(WHAT YOU SHOULD DO)
Each entry below is to be extracted exactly.

## BEGIN GIVEN RECORDS

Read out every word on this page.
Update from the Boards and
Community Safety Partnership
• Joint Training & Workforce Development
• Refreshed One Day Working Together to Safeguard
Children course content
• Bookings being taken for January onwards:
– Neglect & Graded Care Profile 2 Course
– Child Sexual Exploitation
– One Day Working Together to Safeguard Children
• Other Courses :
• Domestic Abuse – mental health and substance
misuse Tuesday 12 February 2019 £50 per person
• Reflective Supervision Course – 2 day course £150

## END GIVEN RECORDS

(WRITTEN SOLUTION)
Read out every word on this page.
Update from the Boards and
Community Safety Partnership
• Joint Training & Workforce Development
• Refreshed One Day Working Together to Safeguard
Children course content
• Bookings being taken for January onwards:
– Neglect & Graded Care Profile 2 Course
– Child Sexual Exploitation
– One Day Working Together to Safeguard Children
• Other Courses :
• Domestic Abuse – mental health and substance
misuse Tuesday 12 February 2019 £50 per person
• Reflective Supervision Course – 2 day course £150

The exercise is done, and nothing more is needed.